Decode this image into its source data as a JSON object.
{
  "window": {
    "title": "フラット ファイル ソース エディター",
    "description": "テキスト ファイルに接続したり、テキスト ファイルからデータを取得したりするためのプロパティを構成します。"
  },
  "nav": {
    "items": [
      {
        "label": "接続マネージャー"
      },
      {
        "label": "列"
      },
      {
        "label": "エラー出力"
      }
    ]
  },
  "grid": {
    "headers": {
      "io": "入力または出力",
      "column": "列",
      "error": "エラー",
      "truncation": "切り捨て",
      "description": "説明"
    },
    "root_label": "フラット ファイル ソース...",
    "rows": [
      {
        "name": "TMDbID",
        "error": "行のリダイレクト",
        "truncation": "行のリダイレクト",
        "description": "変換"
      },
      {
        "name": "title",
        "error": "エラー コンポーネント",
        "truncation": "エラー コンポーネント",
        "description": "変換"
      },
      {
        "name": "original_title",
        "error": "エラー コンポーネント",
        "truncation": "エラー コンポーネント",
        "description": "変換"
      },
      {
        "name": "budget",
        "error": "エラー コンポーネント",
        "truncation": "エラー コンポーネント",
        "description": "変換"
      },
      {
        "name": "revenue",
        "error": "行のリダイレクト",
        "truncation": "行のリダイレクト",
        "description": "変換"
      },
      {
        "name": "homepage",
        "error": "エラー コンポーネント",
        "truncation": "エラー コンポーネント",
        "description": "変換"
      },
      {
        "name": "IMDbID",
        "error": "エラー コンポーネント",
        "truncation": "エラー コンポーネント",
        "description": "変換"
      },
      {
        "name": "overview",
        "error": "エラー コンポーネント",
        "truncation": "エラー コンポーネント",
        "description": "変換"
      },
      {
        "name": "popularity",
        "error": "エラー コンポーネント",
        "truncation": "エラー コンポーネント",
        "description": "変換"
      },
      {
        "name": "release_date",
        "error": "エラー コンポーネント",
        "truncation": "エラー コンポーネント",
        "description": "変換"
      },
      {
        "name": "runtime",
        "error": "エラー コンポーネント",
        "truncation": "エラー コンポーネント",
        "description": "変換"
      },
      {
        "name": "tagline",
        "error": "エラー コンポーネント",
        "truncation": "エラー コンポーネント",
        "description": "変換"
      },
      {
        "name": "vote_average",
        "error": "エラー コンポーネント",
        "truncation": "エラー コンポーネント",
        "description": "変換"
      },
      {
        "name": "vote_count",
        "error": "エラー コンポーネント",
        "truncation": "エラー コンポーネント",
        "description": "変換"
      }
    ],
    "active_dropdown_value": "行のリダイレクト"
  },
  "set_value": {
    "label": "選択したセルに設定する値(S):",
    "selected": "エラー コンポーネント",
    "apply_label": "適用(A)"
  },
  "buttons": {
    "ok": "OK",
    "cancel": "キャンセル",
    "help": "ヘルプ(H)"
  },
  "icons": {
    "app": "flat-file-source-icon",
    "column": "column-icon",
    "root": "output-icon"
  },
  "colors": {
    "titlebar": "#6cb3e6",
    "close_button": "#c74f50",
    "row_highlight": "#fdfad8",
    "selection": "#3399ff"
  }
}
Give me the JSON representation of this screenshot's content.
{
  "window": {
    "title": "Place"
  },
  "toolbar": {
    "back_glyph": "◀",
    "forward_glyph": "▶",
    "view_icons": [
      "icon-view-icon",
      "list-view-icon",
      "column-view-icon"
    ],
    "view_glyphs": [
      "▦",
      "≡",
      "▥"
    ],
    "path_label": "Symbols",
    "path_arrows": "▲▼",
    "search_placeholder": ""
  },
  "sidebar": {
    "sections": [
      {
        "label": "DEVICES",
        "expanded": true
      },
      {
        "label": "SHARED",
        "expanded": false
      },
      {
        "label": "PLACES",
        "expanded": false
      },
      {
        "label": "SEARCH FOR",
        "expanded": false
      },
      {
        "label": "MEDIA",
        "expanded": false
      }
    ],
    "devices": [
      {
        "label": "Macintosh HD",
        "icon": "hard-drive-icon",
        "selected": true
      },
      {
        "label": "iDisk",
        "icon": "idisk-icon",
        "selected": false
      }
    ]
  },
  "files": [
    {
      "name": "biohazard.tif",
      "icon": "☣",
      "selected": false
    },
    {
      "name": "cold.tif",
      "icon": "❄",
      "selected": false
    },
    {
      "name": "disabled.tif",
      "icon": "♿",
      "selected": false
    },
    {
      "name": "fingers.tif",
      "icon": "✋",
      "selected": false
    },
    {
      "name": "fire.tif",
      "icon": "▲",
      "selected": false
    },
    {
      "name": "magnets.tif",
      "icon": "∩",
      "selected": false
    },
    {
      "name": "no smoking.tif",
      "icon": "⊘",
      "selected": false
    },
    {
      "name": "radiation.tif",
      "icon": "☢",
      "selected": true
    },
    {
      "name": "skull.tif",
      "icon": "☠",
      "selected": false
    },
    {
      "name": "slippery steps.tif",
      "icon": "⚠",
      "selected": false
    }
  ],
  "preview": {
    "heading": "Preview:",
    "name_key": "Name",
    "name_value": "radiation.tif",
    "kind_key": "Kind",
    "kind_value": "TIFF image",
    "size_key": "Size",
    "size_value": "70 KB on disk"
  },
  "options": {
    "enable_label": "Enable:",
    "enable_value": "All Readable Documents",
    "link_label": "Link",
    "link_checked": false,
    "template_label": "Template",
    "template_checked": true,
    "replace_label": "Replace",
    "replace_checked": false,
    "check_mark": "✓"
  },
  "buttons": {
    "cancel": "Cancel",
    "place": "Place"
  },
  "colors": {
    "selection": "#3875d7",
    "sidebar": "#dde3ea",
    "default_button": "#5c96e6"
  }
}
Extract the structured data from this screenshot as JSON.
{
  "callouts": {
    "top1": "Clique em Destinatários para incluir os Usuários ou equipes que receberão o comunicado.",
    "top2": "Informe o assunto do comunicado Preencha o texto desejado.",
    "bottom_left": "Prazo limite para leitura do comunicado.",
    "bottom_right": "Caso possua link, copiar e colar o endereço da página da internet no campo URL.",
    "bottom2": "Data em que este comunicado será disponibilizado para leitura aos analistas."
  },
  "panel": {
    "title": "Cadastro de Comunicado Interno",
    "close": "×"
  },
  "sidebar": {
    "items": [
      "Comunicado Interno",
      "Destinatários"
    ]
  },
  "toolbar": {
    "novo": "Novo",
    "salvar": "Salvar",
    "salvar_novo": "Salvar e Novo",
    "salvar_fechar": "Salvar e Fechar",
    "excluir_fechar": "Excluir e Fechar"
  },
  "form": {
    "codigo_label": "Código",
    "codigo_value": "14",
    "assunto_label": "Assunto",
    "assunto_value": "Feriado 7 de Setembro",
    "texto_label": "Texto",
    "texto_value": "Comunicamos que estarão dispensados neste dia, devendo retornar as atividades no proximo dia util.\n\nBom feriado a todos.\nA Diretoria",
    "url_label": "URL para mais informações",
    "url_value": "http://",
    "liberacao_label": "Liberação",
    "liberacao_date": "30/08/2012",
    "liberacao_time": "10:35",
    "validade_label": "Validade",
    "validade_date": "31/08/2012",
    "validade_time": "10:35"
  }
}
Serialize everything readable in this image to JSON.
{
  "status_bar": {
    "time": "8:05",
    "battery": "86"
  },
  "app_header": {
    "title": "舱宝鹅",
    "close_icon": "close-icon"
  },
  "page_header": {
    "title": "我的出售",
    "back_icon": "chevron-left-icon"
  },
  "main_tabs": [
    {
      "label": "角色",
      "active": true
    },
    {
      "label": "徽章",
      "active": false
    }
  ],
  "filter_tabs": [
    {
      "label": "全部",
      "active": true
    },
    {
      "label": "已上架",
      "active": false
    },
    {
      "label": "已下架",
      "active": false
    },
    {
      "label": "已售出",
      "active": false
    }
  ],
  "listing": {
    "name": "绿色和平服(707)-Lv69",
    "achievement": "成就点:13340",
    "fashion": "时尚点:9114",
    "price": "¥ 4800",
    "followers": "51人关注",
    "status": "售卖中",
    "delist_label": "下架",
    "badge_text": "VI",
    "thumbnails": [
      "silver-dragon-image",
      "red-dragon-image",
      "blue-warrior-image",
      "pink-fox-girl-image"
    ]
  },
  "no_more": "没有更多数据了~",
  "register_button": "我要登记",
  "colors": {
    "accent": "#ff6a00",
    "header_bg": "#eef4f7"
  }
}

****************************************

* The exercise *
Show every line from the entries above in which "true" appears.

* Correct output *
        "expanded": true
        "selected": true
      "selected": true
    "template_checked": true,
      "active": true
      "active": true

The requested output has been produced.